What you will do:
Please quote the car audio thread below word for word, everything from "The rears are" down to "how about these?".

The rears are just for a little ambiance in the absence of a sub, not to actually provide any kind of volume. If you want to hack apart your rear deck to fit 6x9s then by all means go ahead, but I wouldn't waste my time.

And whatever you do, do NOT switch out the eDis for a set of infinities....that'd be a disgrace. The Infinity reference are decent simply because they're so cheap, they aren't half the speakers that the eDis are. Don't worry about having matching fronts and rears, that's just a waste of time that will limit your selection and cut back the potential of the system.


----------



## Nismo1997 (Dec 26, 2003)

how about these?

http://cgi.ebay.com/ws/eBayISAPI.dll?ViewItem&category=58025&item=5731518927&rd=1


----------



## sr20dem0n (Mar 19, 2003)

you mean for the front or rear?


----------



## Nismo1997 (Dec 26, 2003)

sr20dem0n said:


> you mean for the front or rear?


mayb all 4..


----------



## sr20dem0n (Mar 19, 2003)

Like I said before, don't discrace the eDis by swapping them out for a set of infinities. I stand by every word I said above.


----------



## Nismo1997 (Dec 26, 2003)

sr20dem0n said:


> Like I said before, don't discrace the eDis by swapping them out for a set of infinities. I stand by every word I said above.


kk, think i should run a amp to em, or do you think my head unit will be enought to push em


----------



## sr20dem0n (Mar 19, 2003)

they need an amp, 100-150x2


----------

(Rows from a layout dataset)
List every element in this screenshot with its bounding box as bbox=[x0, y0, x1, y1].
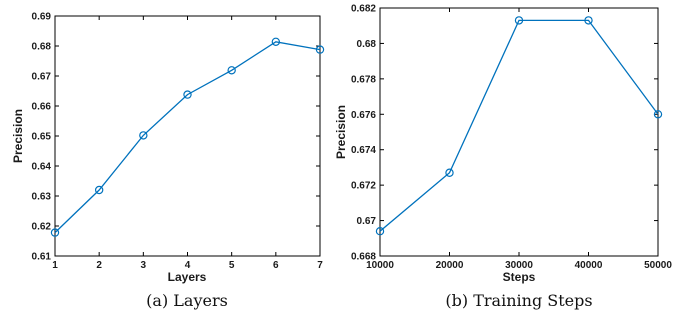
data-point bbox=[514, 16, 524, 25]
y-tick-label: 0.668 bbox=[351, 252, 376, 263]
series-group bbox=[50, 37, 325, 237]
series-line bbox=[54, 41, 321, 234]
y-tick-label: 0.68 bbox=[357, 39, 377, 50]
y-tick-label: 0.672 bbox=[351, 181, 376, 192]
y-tick-label: 0.63 bbox=[32, 192, 52, 203]
plot-frame bbox=[54, 15, 321, 257]
y-tick-label: 0.68 bbox=[32, 42, 52, 53]
x-tick-label: 3 bbox=[141, 260, 147, 271]
data-point bbox=[315, 45, 325, 54]
x-tick-label: 10000 bbox=[366, 260, 394, 271]
x-axis-label: Layers bbox=[168, 270, 207, 284]
data-point bbox=[653, 110, 663, 119]
x-axis: 10000 20000 30000 40000 50000 bbox=[366, 8, 672, 271]
data-point bbox=[445, 168, 454, 177]
x-tick-label: 40000 bbox=[575, 260, 603, 271]
data-point bbox=[94, 185, 104, 195]
x-tick-label: 20000 bbox=[436, 260, 464, 271]
chart-layers: 0.61 0.62 0.63 0.64 0.65 0.66 0.67 0.68 0.69 1 2 3… bbox=[11, 12, 325, 310]
y-tick-label: 0.676 bbox=[351, 110, 376, 121]
y-tick-label: 0.61 bbox=[32, 252, 52, 263]
y-tick-label: 0.64 bbox=[32, 162, 52, 173]
data-point bbox=[584, 16, 593, 25]
data-point bbox=[227, 66, 236, 75]
x-tick-label: 1 bbox=[52, 260, 58, 271]
y-axis: 0.61 0.62 0.63 0.64 0.65 0.66 0.67 0.68 0.69 bbox=[32, 12, 320, 263]
x-tick-label: 5 bbox=[229, 260, 235, 271]
x-tick-label: 6 bbox=[273, 260, 279, 271]
y-tick-label: 0.67 bbox=[32, 72, 52, 83]
chart-training-steps: 0.668 0.67 0.672 0.674 0.676 0.678 0.68 0.682 1… bbox=[334, 4, 672, 311]
data-point bbox=[50, 228, 60, 237]
y-tick-label: 0.69 bbox=[32, 12, 52, 23]
x-tick-label: 2 bbox=[96, 260, 102, 271]
y-tick-label: 0.65 bbox=[32, 132, 52, 143]
x-tick-label: 50000 bbox=[644, 260, 672, 271]
y-tick-label: 0.682 bbox=[351, 4, 376, 15]
x-axis-label: Steps bbox=[503, 270, 536, 284]
y-tick-label: 0.67 bbox=[357, 216, 377, 227]
data-point bbox=[183, 90, 192, 99]
y-tick-label: 0.674 bbox=[351, 145, 376, 156]
series-line bbox=[379, 19, 659, 232]
y-tick-label: 0.678 bbox=[351, 74, 376, 85]
x-tick-label: 30000 bbox=[505, 260, 533, 271]
data-point bbox=[271, 37, 281, 47]
x-tick-label: 4 bbox=[185, 260, 191, 271]
caption: (a) Layers bbox=[146, 291, 228, 310]
data-point bbox=[139, 131, 148, 140]
y-axis: 0.668 0.67 0.672 0.674 0.676 0.678 0.68 0.682 bbox=[351, 4, 658, 263]
y-axis-label: Precision bbox=[11, 109, 25, 163]
y-tick-label: 0.66 bbox=[32, 102, 52, 113]
x-tick-label: 7 bbox=[317, 260, 323, 271]
y-axis-label: Precision bbox=[334, 105, 348, 159]
data-point bbox=[375, 226, 385, 236]
x-axis: 1 2 3 4 5 6 7 bbox=[52, 16, 323, 271]
caption: (b) Training Steps bbox=[445, 291, 592, 310]
y-tick-label: 0.62 bbox=[32, 222, 52, 233]
plot-frame bbox=[379, 7, 659, 257]
series-group bbox=[375, 16, 663, 236]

Solved exercise:
The rears are just for a little ambiance in the absence of a sub, not to actually provide any kind of volume. If you want to hack apart your rear deck to fit 6x9s then by all means go ahead, but I wouldn't waste my time.

And whatever you do, do NOT switch out the eDis for a set of infinities....that'd be a disgrace. The Infinity reference are decent simply because they're so cheap, they aren't half the speakers that the eDis are. Don't worry about having matching fronts and rears, that's just a waste of time that will limit your selection and cut back the potential of the system.


----------



## Nismo1997 (Dec 26, 2003)

how about these?